Stated problem =>
Reproduce the data that follows in its entirety, character for character.

Stored records =>
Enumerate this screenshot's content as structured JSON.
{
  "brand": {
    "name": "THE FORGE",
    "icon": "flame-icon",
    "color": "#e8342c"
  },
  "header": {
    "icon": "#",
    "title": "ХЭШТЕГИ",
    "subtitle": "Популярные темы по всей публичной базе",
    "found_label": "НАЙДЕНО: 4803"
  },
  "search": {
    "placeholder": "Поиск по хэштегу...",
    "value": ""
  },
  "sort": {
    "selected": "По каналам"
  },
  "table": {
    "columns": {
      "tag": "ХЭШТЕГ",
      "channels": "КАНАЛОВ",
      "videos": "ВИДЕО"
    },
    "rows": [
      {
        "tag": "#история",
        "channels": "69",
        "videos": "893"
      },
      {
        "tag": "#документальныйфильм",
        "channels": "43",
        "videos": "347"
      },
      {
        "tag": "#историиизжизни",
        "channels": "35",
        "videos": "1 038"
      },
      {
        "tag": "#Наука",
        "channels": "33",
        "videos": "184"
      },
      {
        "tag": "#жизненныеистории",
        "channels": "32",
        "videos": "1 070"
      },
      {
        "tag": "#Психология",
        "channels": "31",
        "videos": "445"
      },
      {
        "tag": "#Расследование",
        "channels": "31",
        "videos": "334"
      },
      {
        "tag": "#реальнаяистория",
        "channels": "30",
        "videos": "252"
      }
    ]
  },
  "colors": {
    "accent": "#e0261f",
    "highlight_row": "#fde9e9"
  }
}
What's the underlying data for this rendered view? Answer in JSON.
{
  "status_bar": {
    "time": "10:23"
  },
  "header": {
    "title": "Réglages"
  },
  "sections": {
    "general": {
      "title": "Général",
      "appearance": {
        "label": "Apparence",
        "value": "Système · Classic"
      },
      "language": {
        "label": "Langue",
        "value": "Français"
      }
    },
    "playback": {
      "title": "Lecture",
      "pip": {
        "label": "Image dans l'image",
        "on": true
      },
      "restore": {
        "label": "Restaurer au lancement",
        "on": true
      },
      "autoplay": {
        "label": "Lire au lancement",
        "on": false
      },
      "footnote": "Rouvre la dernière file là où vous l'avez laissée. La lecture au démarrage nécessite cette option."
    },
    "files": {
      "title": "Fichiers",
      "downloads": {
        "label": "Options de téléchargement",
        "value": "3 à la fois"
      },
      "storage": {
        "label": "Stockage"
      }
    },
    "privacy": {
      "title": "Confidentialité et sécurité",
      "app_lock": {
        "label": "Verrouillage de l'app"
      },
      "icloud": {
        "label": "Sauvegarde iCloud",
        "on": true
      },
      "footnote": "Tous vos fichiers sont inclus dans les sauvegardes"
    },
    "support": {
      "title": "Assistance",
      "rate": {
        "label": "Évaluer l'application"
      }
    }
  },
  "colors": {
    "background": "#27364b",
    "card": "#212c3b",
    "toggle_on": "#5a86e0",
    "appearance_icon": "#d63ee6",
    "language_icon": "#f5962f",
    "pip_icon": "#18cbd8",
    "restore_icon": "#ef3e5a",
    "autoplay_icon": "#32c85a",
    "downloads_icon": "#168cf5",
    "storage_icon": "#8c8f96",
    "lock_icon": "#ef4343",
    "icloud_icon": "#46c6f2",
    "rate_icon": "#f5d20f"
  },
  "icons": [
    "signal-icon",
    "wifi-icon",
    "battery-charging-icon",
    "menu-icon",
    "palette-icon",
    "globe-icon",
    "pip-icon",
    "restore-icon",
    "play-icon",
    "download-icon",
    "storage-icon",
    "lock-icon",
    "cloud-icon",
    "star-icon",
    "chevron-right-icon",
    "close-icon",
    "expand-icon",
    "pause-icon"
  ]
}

The response =>
Enumerate this screenshot's content as structured JSON.
{
  "brand": {
    "name": "THE FORGE",
    "icon": "flame-icon",
    "color": "#e8342c"
  },
  "header": {
    "icon": "#",
    "title": "ХЭШТЕГИ",
    "subtitle": "Популярные темы по всей публичной базе",
    "found_label": "НАЙДЕНО: 4803"
  },
  "search": {
    "placeholder": "Поиск по хэштегу...",
    "value": ""
  },
  "sort": {
    "selected": "По каналам"
  },
  "table": {
    "columns": {
      "tag": "ХЭШТЕГ",
      "channels": "КАНАЛОВ",
      "videos": "ВИДЕО"
    },
    "rows": [
      {
        "tag": "#история",
        "channels": "69",
        "videos": "893"
      },
      {
        "tag": "#документальныйфильм",
        "channels": "43",
        "videos": "347"
      },
      {
        "tag": "#историиизжизни",
        "channels": "35",
        "videos": "1 038"
      },
      {
        "tag": "#Наука",
        "channels": "33",
        "videos": "184"
      },
      {
        "tag": "#жизненныеистории",
        "channels": "32",
        "videos": "1 070"
      },
      {
        "tag": "#Психология",
        "channels": "31",
        "videos": "445"
      },
      {
        "tag": "#Расследование",
        "channels": "31",
        "videos": "334"
      },
      {
        "tag": "#реальнаяистория",
        "channels": "30",
        "videos": "252"
      }
    ]
  },
  "colors": {
    "accent": "#e0261f",
    "highlight_row": "#fde9e9"
  }
}
What's the underlying data for this rendered view? Answer in JSON.
{
  "status_bar": {
    "time": "10:23"
  },
  "header": {
    "title": "Réglages"
  },
  "sections": {
    "general": {
      "title": "Général",
      "appearance": {
        "label": "Apparence",
        "value": "Système · Classic"
      },
      "language": {
        "label": "Langue",
        "value": "Français"
      }
    },
    "playback": {
      "title": "Lecture",
      "pip": {
        "label": "Image dans l'image",
        "on": true
      },
      "restore": {
        "label": "Restaurer au lancement",
        "on": true
      },
      "autoplay": {
        "label": "Lire au lancement",
        "on": false
      },
      "footnote": "Rouvre la dernière file là où vous l'avez laissée. La lecture au démarrage nécessite cette option."
    },
    "files": {
      "title": "Fichiers",
      "downloads": {
        "label": "Options de téléchargement",
        "value": "3 à la fois"
      },
      "storage": {
        "label": "Stockage"
      }
    },
    "privacy": {
      "title": "Confidentialité et sécurité",
      "app_lock": {
        "label": "Verrouillage de l'app"
      },
      "icloud": {
        "label": "Sauvegarde iCloud",
        "on": true
      },
      "footnote": "Tous vos fichiers sont inclus dans les sauvegardes"
    },
    "support": {
      "title": "Assistance",
      "rate": {
        "label": "Évaluer l'application"
      }
    }
  },
  "colors": {
    "background": "#27364b",
    "card": "#212c3b",
    "toggle_on": "#5a86e0",
    "appearance_icon": "#d63ee6",
    "language_icon": "#f5962f",
    "pip_icon": "#18cbd8",
    "restore_icon": "#ef3e5a",
    "autoplay_icon": "#32c85a",
    "downloads_icon": "#168cf5",
    "storage_icon": "#8c8f96",
    "lock_icon": "#ef4343",
    "icloud_icon": "#46c6f2",
    "rate_icon": "#f5d20f"
  },
  "icons": [
    "signal-icon",
    "wifi-icon",
    "battery-charging-icon",
    "menu-icon",
    "palette-icon",
    "globe-icon",
    "pip-icon",
    "restore-icon",
    "play-icon",
    "download-icon",
    "storage-icon",
    "lock-icon",
    "cloud-icon",
    "star-icon",
    "chevron-right-icon",
    "close-icon",
    "expand-icon",
    "pause-icon"
  ]
}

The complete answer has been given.